INSTRUCTIONS TO FOLLOW
Find the lines of data that contain the string "Total", then list them.

== ENTRIES SUPPLIED

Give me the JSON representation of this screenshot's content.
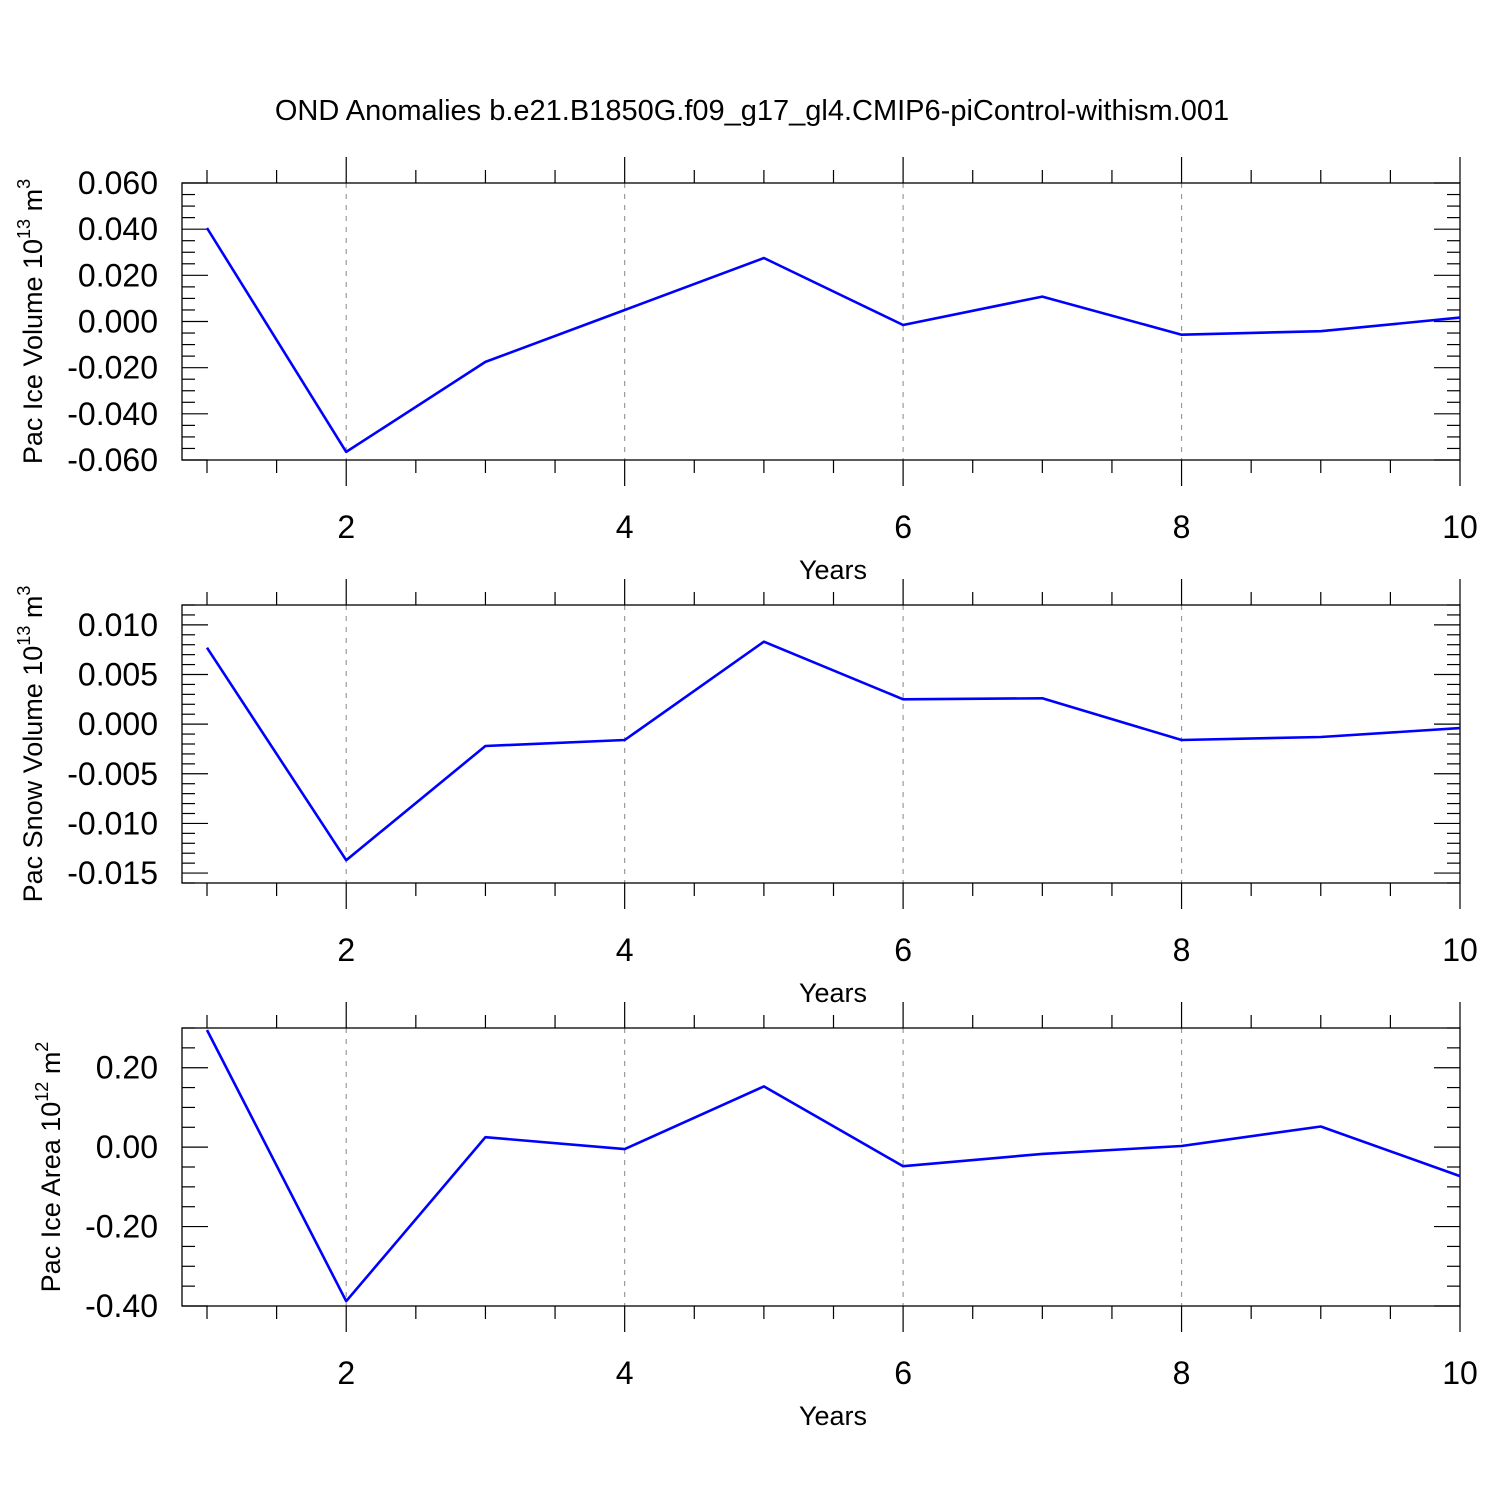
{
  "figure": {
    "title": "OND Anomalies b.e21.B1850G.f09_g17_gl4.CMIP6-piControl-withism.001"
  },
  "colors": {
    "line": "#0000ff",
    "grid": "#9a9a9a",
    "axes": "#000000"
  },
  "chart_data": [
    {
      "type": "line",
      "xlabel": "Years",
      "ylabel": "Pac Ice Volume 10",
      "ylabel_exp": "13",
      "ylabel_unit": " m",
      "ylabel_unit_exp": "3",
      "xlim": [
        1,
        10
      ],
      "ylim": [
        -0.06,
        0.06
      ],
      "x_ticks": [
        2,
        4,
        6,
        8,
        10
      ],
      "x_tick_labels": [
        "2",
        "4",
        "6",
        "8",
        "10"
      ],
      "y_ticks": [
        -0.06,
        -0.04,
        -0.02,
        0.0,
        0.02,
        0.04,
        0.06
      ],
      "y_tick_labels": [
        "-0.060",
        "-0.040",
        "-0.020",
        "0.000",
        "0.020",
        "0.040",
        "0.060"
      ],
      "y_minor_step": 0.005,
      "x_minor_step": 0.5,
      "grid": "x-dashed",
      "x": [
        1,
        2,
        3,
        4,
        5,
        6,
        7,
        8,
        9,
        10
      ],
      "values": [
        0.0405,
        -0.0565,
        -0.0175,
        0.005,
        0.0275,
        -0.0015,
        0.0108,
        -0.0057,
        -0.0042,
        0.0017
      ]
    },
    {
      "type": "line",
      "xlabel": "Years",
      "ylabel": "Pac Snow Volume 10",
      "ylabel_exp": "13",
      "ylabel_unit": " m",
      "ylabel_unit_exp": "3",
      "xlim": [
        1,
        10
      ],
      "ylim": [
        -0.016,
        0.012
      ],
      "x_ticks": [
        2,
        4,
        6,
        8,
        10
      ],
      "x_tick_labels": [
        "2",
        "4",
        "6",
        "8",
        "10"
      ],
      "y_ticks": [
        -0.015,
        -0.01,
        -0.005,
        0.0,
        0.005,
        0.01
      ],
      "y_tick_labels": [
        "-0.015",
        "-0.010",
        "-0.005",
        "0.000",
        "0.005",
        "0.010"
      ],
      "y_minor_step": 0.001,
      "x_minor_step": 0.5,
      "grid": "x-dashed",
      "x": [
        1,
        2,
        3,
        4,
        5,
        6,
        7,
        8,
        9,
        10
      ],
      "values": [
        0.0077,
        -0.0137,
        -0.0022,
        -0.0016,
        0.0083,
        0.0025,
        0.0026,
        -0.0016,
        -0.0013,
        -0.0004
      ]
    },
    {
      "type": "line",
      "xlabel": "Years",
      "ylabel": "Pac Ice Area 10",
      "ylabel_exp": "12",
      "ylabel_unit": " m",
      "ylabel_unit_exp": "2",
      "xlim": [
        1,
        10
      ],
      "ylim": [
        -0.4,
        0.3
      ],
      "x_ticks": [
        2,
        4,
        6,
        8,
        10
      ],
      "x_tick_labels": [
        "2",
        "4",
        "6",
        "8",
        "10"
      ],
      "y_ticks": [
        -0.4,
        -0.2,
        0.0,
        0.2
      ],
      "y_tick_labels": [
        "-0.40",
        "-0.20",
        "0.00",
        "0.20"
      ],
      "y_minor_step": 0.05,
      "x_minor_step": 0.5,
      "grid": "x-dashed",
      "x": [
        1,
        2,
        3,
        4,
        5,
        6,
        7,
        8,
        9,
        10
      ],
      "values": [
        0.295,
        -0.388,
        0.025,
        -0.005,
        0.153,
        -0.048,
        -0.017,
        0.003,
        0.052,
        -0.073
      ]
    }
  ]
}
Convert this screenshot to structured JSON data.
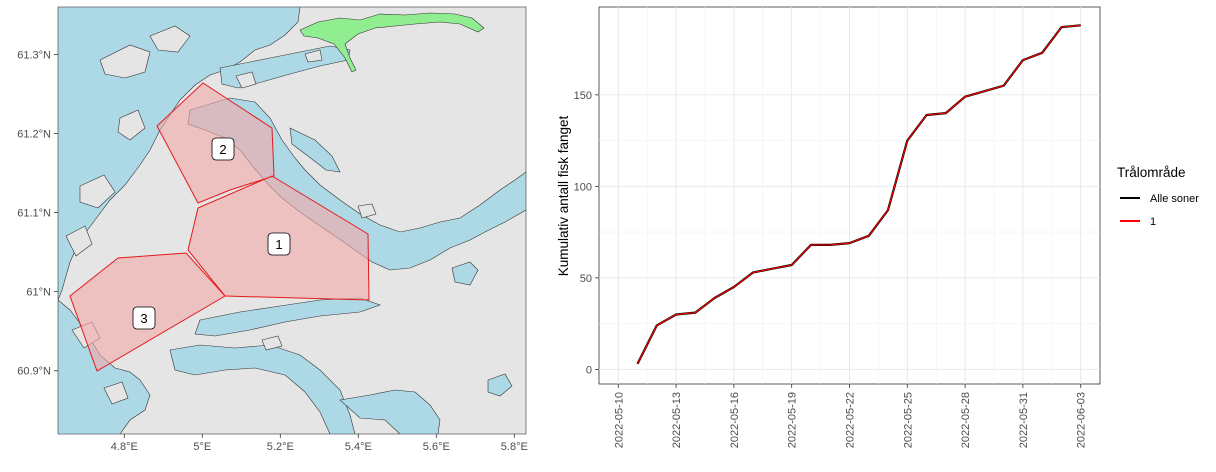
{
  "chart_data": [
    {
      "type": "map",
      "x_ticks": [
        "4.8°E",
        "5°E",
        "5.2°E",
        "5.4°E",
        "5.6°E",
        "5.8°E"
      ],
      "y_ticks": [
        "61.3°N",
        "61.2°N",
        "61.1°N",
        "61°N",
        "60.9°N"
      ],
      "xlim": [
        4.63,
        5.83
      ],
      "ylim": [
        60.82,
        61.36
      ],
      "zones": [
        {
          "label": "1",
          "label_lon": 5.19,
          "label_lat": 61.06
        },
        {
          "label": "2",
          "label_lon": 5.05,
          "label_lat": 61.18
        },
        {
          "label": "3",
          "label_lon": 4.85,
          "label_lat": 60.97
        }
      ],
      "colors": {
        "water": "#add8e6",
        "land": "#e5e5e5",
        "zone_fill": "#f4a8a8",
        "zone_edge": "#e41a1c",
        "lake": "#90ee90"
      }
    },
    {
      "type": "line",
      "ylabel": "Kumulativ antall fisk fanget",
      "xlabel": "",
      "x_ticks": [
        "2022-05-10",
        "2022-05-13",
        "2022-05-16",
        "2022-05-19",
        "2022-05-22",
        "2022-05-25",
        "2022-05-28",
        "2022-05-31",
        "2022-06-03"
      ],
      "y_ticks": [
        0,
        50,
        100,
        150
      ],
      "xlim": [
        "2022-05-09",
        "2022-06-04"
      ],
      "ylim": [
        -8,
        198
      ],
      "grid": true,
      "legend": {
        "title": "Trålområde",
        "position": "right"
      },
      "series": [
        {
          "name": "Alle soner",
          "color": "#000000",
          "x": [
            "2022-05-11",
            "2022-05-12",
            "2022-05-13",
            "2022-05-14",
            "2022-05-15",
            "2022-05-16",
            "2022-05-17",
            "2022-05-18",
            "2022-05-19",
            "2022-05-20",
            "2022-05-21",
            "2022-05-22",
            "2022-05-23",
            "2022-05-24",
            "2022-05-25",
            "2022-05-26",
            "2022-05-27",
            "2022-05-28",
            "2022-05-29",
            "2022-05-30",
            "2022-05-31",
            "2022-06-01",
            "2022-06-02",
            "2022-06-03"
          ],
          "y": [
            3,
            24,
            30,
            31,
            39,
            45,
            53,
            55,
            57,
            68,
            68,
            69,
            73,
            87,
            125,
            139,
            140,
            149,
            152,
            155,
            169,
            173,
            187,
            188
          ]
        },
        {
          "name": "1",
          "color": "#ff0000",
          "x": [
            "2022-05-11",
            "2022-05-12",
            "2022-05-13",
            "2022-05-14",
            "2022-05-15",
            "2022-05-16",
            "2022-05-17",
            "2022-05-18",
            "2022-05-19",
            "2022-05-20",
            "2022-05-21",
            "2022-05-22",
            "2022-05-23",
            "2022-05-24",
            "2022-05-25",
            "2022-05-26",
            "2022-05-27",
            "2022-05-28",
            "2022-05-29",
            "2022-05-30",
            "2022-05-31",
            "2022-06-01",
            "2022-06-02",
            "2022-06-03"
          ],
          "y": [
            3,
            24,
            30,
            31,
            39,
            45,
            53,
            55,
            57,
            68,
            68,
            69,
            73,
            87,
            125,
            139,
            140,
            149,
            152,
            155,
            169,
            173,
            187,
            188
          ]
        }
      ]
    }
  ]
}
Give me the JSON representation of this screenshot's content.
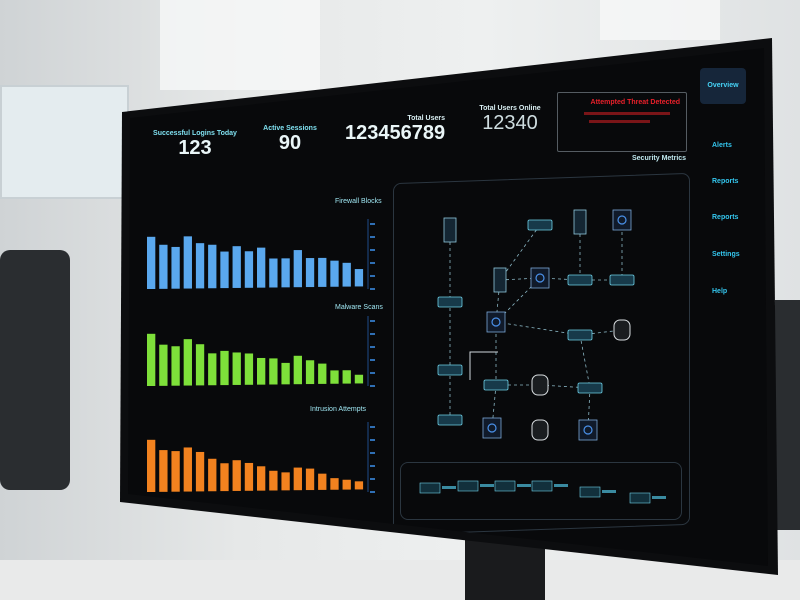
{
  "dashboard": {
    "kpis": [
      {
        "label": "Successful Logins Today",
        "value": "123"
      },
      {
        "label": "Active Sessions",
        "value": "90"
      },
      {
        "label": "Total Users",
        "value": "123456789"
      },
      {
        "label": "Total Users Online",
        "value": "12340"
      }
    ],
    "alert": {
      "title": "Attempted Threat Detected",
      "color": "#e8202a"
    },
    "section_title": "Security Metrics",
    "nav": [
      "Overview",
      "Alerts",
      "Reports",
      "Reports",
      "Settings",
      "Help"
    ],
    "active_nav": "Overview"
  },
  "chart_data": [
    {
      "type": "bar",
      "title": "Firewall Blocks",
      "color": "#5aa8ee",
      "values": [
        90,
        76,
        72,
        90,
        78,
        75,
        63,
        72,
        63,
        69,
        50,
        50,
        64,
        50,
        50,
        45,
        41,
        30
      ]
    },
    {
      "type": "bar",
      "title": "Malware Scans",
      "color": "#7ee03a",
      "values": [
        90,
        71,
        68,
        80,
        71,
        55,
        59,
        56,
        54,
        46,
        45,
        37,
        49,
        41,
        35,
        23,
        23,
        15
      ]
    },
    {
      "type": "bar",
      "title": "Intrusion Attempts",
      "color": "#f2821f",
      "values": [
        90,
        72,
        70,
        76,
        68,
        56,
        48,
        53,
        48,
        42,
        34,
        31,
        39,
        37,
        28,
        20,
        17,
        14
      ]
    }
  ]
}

====

FINISHED EXERCISE
        "label": "Total Users",
        "label": "Total Users Online",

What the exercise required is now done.